— Start —
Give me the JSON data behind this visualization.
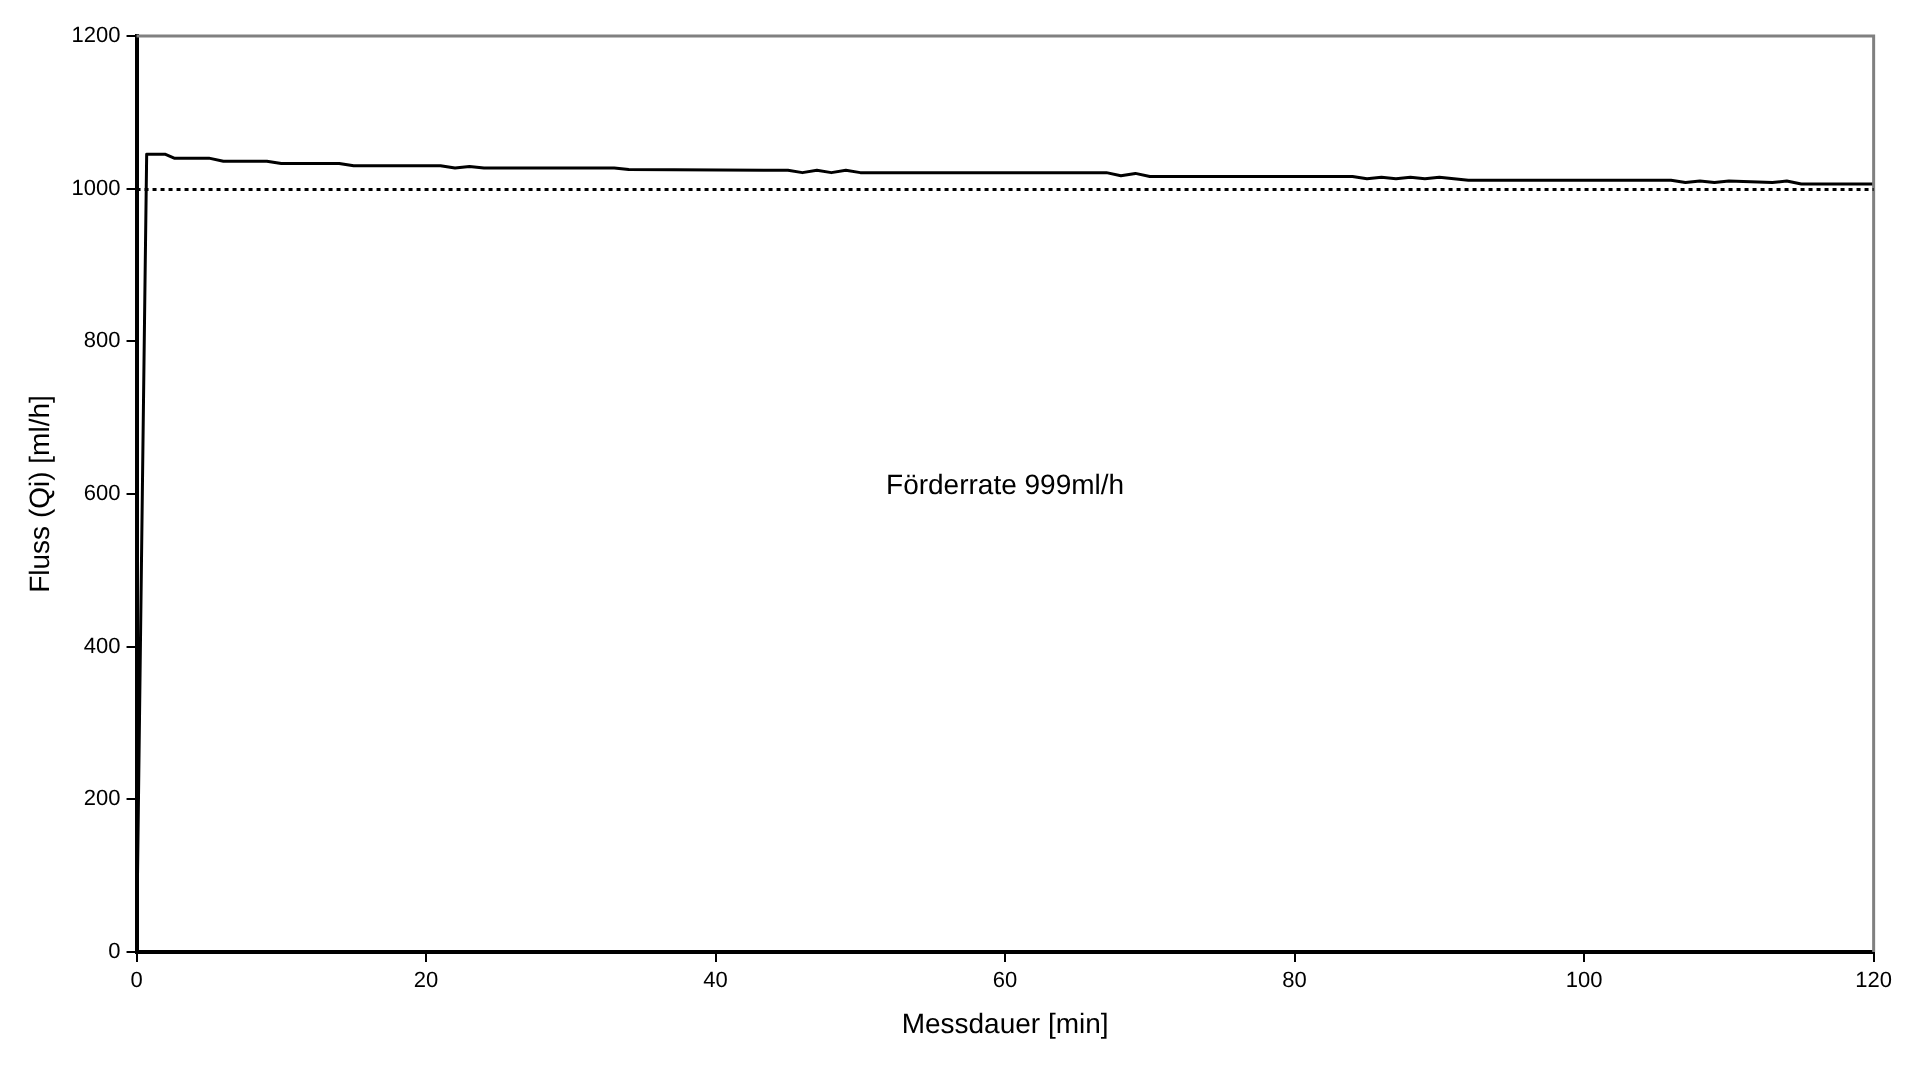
{
  "chart_data": {
    "type": "line",
    "xlabel": "Messdauer [min]",
    "ylabel": "Fluss (Qi) [ml/h]",
    "annotations": [
      "Förderrate 999ml/h"
    ],
    "xlim": [
      0,
      120
    ],
    "xticks": [
      0,
      20,
      40,
      60,
      80,
      100,
      120
    ],
    "ylim": [
      0,
      1200
    ],
    "yticks": [
      0,
      200,
      400,
      600,
      800,
      1000,
      1200
    ],
    "grid": false,
    "legend": false,
    "marker": "none",
    "line_style": "solid",
    "ref_lines": [
      {
        "axis": "y",
        "value": 999,
        "color": "#000000",
        "line_style": "dotted"
      }
    ],
    "series": [
      {
        "color": "#000000",
        "x": [
          0,
          0.2,
          0.4,
          0.6,
          0.7,
          2,
          2.6,
          5,
          6,
          9,
          10,
          14,
          15,
          21,
          22,
          23,
          24,
          33,
          34,
          45,
          46,
          47,
          48,
          49,
          50,
          67,
          68,
          69,
          70,
          84,
          85,
          86,
          87,
          88,
          89,
          90,
          91,
          92,
          106,
          107,
          108,
          109,
          110,
          113,
          114,
          115,
          120
        ],
        "values": [
          0,
          300,
          600,
          900,
          1045,
          1045,
          1040,
          1040,
          1036,
          1036,
          1033,
          1033,
          1030,
          1030,
          1027,
          1029,
          1027,
          1027,
          1025,
          1024,
          1021,
          1024,
          1021,
          1024,
          1021,
          1021,
          1017,
          1020,
          1016,
          1016,
          1013,
          1015,
          1013,
          1015,
          1013,
          1015,
          1013,
          1011,
          1011,
          1008,
          1010,
          1008,
          1010,
          1008,
          1010,
          1006,
          1006
        ]
      }
    ]
  }
}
— End —
OBJECTIVE:
Transcribe every record above exactly as written, leaving out any pictures.

EXERCISE RESPONSE:
Give me the JSON data behind this visualization.
{
  "chart_data": {
    "type": "line",
    "xlabel": "Messdauer [min]",
    "ylabel": "Fluss (Qi) [ml/h]",
    "annotations": [
      "Förderrate 999ml/h"
    ],
    "xlim": [
      0,
      120
    ],
    "xticks": [
      0,
      20,
      40,
      60,
      80,
      100,
      120
    ],
    "ylim": [
      0,
      1200
    ],
    "yticks": [
      0,
      200,
      400,
      600,
      800,
      1000,
      1200
    ],
    "grid": false,
    "legend": false,
    "marker": "none",
    "line_style": "solid",
    "ref_lines": [
      {
        "axis": "y",
        "value": 999,
        "color": "#000000",
        "line_style": "dotted"
      }
    ],
    "series": [
      {
        "color": "#000000",
        "x": [
          0,
          0.2,
          0.4,
          0.6,
          0.7,
          2,
          2.6,
          5,
          6,
          9,
          10,
          14,
          15,
          21,
          22,
          23,
          24,
          33,
          34,
          45,
          46,
          47,
          48,
          49,
          50,
          67,
          68,
          69,
          70,
          84,
          85,
          86,
          87,
          88,
          89,
          90,
          91,
          92,
          106,
          107,
          108,
          109,
          110,
          113,
          114,
          115,
          120
        ],
        "values": [
          0,
          300,
          600,
          900,
          1045,
          1045,
          1040,
          1040,
          1036,
          1036,
          1033,
          1033,
          1030,
          1030,
          1027,
          1029,
          1027,
          1027,
          1025,
          1024,
          1021,
          1024,
          1021,
          1024,
          1021,
          1021,
          1017,
          1020,
          1016,
          1016,
          1013,
          1015,
          1013,
          1015,
          1013,
          1015,
          1013,
          1011,
          1011,
          1008,
          1010,
          1008,
          1010,
          1008,
          1010,
          1006,
          1006
        ]
      }
    ]
  }
}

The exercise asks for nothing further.